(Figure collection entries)

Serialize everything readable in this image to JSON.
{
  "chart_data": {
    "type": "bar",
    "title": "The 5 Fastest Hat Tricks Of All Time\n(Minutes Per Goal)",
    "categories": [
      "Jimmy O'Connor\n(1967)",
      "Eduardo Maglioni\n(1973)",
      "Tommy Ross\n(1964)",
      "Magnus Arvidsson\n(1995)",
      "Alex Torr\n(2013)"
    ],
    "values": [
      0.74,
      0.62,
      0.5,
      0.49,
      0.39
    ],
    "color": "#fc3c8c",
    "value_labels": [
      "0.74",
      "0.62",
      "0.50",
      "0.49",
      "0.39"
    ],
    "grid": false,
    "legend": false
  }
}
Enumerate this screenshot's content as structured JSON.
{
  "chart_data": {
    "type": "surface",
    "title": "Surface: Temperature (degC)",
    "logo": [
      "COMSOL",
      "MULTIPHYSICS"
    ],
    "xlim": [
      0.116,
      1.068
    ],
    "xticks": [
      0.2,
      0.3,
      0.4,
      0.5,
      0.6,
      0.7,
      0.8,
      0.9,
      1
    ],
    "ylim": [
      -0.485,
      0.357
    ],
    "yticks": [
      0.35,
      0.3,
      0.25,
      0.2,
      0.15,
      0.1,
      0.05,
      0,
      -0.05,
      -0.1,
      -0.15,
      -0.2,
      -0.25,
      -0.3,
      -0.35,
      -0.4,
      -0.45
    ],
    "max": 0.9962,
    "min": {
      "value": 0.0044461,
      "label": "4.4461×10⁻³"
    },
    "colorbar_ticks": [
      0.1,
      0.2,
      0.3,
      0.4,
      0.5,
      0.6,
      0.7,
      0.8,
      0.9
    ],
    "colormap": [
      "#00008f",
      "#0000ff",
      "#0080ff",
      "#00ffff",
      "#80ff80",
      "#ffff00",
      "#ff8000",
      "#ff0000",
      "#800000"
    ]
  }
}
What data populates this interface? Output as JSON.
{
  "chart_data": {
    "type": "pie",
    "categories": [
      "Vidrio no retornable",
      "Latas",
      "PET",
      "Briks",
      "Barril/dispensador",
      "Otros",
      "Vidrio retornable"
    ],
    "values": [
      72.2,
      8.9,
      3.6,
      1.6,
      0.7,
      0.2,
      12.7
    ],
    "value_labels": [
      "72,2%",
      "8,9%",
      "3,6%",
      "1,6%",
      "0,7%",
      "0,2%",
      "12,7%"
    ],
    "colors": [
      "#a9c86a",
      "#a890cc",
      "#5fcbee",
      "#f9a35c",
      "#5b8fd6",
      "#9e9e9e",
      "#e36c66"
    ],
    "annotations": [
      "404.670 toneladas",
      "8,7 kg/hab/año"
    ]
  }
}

REQUIREMENT
Transcribe the whole listing exactly.

ANSWER TO THE PROBLEM
Serialize everything readable in this image to JSON.
{
  "chart_data": {
    "type": "bar",
    "title": "The 5 Fastest Hat Tricks Of All Time\n(Minutes Per Goal)",
    "categories": [
      "Jimmy O'Connor\n(1967)",
      "Eduardo Maglioni\n(1973)",
      "Tommy Ross\n(1964)",
      "Magnus Arvidsson\n(1995)",
      "Alex Torr\n(2013)"
    ],
    "values": [
      0.74,
      0.62,
      0.5,
      0.49,
      0.39
    ],
    "color": "#fc3c8c",
    "value_labels": [
      "0.74",
      "0.62",
      "0.50",
      "0.49",
      "0.39"
    ],
    "grid": false,
    "legend": false
  }
}
Enumerate this screenshot's content as structured JSON.
{
  "chart_data": {
    "type": "surface",
    "title": "Surface: Temperature (degC)",
    "logo": [
      "COMSOL",
      "MULTIPHYSICS"
    ],
    "xlim": [
      0.116,
      1.068
    ],
    "xticks": [
      0.2,
      0.3,
      0.4,
      0.5,
      0.6,
      0.7,
      0.8,
      0.9,
      1
    ],
    "ylim": [
      -0.485,
      0.357
    ],
    "yticks": [
      0.35,
      0.3,
      0.25,
      0.2,
      0.15,
      0.1,
      0.05,
      0,
      -0.05,
      -0.1,
      -0.15,
      -0.2,
      -0.25,
      -0.3,
      -0.35,
      -0.4,
      -0.45
    ],
    "max": 0.9962,
    "min": {
      "value": 0.0044461,
      "label": "4.4461×10⁻³"
    },
    "colorbar_ticks": [
      0.1,
      0.2,
      0.3,
      0.4,
      0.5,
      0.6,
      0.7,
      0.8,
      0.9
    ],
    "colormap": [
      "#00008f",
      "#0000ff",
      "#0080ff",
      "#00ffff",
      "#80ff80",
      "#ffff00",
      "#ff8000",
      "#ff0000",
      "#800000"
    ]
  }
}
What data populates this interface? Output as JSON.
{
  "chart_data": {
    "type": "pie",
    "categories": [
      "Vidrio no retornable",
      "Latas",
      "PET",
      "Briks",
      "Barril/dispensador",
      "Otros",
      "Vidrio retornable"
    ],
    "values": [
      72.2,
      8.9,
      3.6,
      1.6,
      0.7,
      0.2,
      12.7
    ],
    "value_labels": [
      "72,2%",
      "8,9%",
      "3,6%",
      "1,6%",
      "0,7%",
      "0,2%",
      "12,7%"
    ],
    "colors": [
      "#a9c86a",
      "#a890cc",
      "#5fcbee",
      "#f9a35c",
      "#5b8fd6",
      "#9e9e9e",
      "#e36c66"
    ],
    "annotations": [
      "404.670 toneladas",
      "8,7 kg/hab/año"
    ]
  }
}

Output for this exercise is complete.